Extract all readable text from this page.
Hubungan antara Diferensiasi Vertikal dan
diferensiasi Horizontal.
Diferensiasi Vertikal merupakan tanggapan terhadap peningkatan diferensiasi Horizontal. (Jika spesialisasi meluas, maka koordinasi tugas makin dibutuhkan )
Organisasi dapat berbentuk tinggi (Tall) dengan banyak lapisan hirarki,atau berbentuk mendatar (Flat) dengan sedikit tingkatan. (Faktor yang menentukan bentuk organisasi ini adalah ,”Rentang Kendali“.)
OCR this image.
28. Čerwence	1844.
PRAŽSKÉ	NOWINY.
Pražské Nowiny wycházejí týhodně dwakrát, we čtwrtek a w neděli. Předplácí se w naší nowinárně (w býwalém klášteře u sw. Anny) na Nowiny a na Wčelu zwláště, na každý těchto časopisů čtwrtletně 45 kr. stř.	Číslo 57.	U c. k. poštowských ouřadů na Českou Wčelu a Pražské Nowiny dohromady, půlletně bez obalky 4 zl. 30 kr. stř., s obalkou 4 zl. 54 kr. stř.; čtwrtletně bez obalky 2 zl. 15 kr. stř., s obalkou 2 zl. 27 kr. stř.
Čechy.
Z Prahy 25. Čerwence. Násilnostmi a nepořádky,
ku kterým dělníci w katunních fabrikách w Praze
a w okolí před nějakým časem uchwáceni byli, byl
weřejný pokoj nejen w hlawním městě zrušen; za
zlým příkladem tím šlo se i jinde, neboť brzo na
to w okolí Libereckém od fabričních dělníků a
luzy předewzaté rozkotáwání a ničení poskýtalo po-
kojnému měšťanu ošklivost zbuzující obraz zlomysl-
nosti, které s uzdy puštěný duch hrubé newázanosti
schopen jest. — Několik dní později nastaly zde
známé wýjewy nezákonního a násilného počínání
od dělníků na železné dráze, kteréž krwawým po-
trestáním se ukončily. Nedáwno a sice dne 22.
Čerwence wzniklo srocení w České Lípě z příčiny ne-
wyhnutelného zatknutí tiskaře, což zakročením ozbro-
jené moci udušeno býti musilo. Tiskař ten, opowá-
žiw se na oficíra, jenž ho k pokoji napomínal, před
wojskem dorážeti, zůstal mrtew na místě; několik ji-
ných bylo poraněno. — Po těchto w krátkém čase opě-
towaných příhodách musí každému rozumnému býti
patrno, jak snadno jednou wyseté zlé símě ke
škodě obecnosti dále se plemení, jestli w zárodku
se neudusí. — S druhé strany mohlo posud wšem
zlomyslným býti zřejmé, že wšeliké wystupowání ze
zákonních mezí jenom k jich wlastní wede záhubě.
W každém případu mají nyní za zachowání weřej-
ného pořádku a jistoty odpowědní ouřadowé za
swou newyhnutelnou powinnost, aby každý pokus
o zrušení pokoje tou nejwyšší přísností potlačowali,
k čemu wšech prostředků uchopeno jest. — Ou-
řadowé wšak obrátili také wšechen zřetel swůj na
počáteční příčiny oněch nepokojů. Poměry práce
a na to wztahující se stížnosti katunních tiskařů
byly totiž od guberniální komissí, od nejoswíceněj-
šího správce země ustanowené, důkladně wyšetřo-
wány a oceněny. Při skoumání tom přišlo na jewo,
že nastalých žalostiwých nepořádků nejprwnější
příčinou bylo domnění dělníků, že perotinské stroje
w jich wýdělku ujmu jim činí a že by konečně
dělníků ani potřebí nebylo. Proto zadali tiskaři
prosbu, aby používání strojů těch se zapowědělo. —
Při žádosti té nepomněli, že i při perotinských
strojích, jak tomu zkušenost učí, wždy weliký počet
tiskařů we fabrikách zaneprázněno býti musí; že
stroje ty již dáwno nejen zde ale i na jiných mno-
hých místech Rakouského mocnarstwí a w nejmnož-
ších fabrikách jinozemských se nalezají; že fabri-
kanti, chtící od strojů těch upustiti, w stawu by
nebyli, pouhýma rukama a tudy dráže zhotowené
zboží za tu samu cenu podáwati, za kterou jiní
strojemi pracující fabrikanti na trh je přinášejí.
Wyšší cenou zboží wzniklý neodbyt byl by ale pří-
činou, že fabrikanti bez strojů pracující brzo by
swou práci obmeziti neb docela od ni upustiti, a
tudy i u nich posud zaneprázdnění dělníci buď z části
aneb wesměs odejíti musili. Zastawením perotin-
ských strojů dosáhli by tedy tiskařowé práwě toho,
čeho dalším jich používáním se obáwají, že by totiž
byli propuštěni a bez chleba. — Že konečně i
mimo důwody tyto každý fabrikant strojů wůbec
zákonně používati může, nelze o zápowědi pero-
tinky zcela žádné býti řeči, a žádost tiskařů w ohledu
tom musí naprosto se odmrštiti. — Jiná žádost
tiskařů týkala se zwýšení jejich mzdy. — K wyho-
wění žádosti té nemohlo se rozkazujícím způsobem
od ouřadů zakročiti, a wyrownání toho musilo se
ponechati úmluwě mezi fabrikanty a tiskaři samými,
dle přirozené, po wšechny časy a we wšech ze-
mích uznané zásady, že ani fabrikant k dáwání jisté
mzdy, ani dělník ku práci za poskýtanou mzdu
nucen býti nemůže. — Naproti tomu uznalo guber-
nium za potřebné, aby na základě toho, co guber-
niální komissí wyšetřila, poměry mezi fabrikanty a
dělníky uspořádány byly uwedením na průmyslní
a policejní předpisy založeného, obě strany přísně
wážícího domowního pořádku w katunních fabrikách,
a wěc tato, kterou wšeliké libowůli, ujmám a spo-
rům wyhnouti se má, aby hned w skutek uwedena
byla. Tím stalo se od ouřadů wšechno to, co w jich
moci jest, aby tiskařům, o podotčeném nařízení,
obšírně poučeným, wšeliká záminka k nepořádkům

......

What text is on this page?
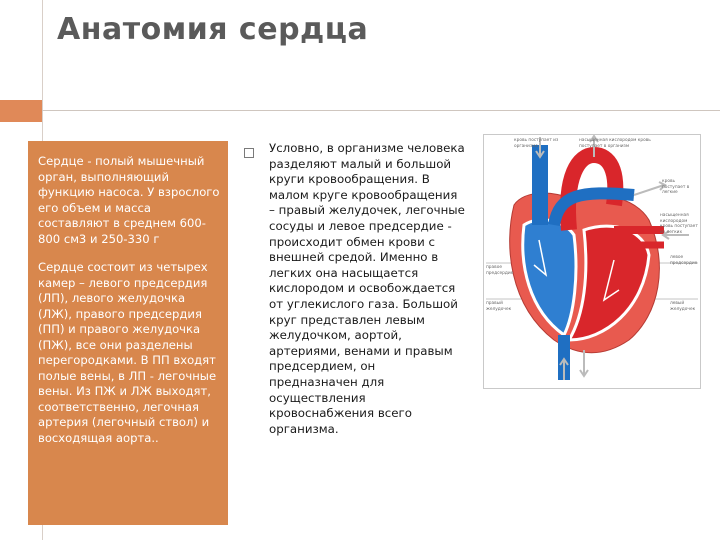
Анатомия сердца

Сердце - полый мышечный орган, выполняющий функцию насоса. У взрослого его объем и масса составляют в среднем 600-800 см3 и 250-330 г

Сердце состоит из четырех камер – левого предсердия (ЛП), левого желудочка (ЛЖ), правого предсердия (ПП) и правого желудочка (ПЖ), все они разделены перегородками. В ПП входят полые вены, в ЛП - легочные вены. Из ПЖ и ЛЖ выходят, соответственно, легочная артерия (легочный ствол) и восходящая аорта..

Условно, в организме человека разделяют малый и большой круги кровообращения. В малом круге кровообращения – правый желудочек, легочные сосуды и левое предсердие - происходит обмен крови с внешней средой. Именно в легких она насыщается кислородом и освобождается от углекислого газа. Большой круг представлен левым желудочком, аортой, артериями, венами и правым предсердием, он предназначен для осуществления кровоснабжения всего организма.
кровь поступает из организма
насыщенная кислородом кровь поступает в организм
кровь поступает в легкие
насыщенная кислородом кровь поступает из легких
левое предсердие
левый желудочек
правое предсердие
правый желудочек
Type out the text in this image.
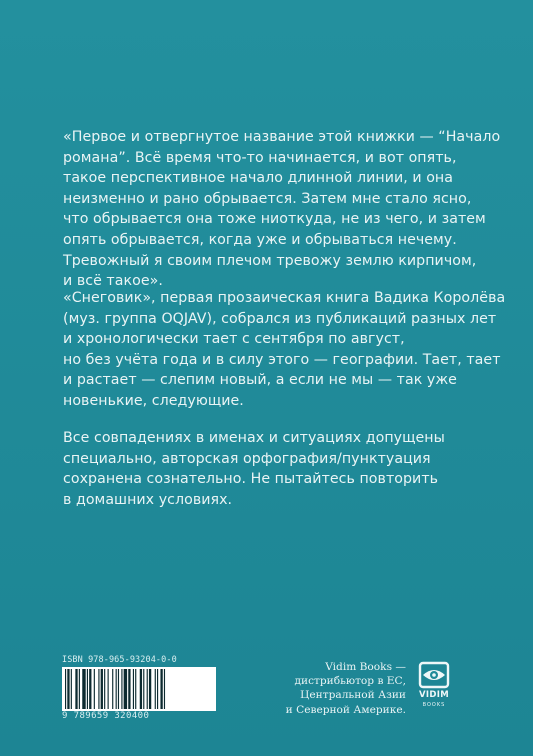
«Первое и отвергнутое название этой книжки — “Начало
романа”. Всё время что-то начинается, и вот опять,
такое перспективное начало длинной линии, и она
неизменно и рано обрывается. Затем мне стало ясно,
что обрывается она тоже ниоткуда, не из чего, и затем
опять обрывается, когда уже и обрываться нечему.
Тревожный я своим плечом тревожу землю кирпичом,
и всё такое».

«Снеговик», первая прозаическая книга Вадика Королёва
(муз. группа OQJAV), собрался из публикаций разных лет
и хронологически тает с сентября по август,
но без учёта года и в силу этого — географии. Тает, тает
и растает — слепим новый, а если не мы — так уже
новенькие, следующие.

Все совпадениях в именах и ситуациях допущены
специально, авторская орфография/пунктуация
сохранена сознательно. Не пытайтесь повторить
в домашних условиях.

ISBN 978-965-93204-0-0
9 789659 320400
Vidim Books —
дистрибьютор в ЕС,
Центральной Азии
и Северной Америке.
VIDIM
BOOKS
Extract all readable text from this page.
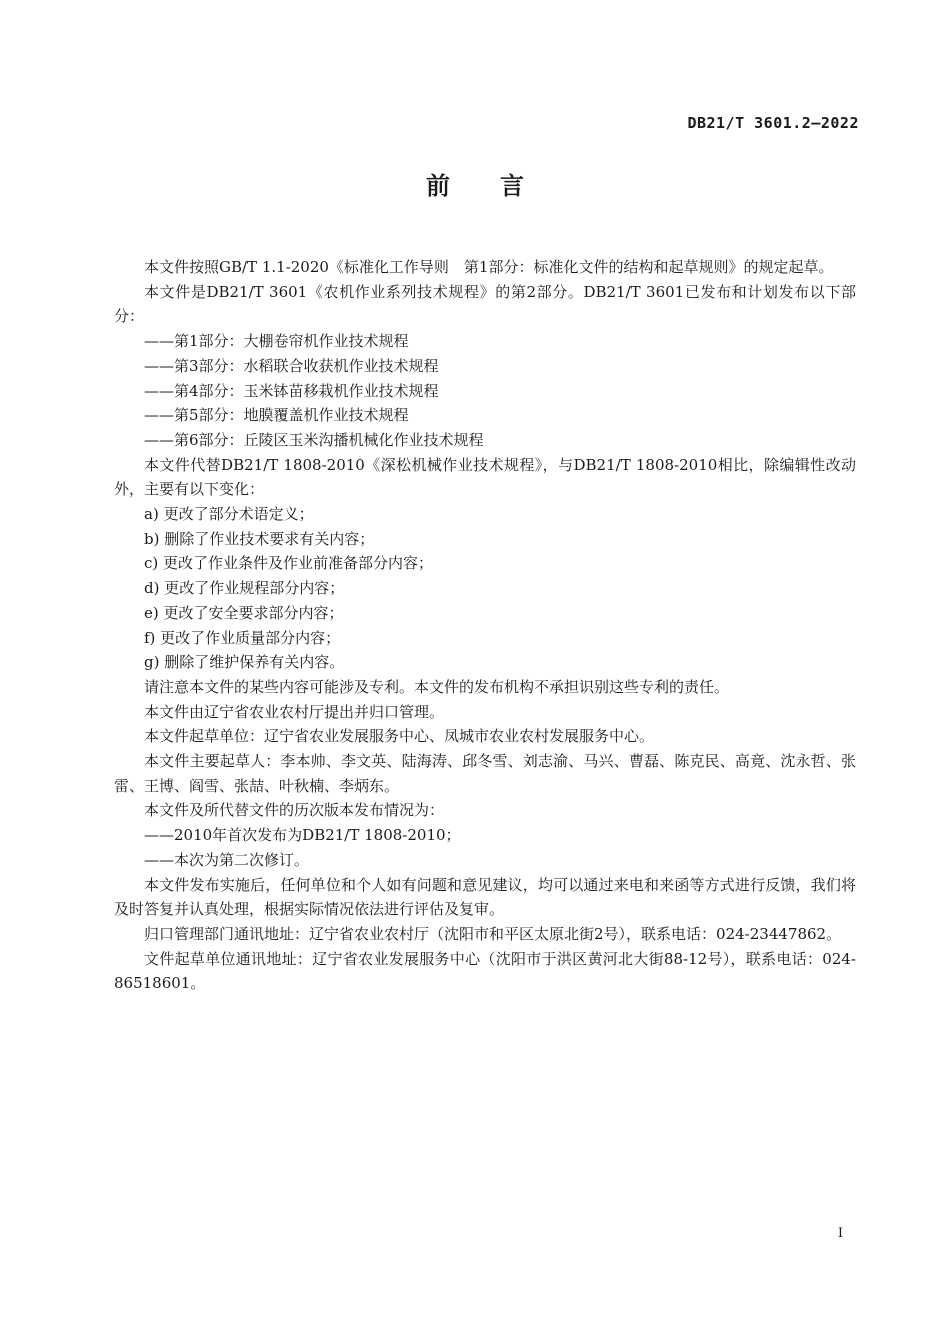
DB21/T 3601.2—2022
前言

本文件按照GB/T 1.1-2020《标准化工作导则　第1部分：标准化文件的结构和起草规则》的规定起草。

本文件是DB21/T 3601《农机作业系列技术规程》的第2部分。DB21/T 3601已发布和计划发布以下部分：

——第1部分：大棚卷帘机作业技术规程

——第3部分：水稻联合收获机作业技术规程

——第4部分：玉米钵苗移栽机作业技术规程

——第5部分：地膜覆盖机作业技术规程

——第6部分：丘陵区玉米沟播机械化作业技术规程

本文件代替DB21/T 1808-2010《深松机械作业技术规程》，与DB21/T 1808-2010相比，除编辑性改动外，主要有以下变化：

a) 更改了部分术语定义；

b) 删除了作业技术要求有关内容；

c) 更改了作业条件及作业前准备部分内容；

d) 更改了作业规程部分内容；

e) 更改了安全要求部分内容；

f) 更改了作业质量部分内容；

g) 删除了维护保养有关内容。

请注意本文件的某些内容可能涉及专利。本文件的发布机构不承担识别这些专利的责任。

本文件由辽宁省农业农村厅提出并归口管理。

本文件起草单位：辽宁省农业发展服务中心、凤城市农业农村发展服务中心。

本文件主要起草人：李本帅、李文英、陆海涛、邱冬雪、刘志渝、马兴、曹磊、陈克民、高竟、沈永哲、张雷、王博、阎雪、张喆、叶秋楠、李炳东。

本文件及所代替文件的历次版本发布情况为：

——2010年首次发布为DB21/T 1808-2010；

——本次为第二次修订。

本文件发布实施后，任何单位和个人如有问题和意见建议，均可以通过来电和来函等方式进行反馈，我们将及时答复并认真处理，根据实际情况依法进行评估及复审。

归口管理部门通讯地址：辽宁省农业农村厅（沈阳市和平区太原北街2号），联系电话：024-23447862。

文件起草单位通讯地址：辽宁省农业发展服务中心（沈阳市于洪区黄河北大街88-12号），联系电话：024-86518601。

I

......

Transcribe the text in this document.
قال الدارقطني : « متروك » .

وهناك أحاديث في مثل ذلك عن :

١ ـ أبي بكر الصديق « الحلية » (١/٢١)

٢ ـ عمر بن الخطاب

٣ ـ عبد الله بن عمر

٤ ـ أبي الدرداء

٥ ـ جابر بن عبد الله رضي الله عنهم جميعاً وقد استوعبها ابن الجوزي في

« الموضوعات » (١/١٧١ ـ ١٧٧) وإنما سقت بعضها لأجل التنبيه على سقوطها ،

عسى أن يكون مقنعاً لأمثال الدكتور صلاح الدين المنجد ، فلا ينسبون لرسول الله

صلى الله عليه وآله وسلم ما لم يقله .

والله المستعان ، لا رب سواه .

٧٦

......

> **Task directions**: The answer is a single number, the count of lines in the records that contain the string "posud".

> **The reply**: 2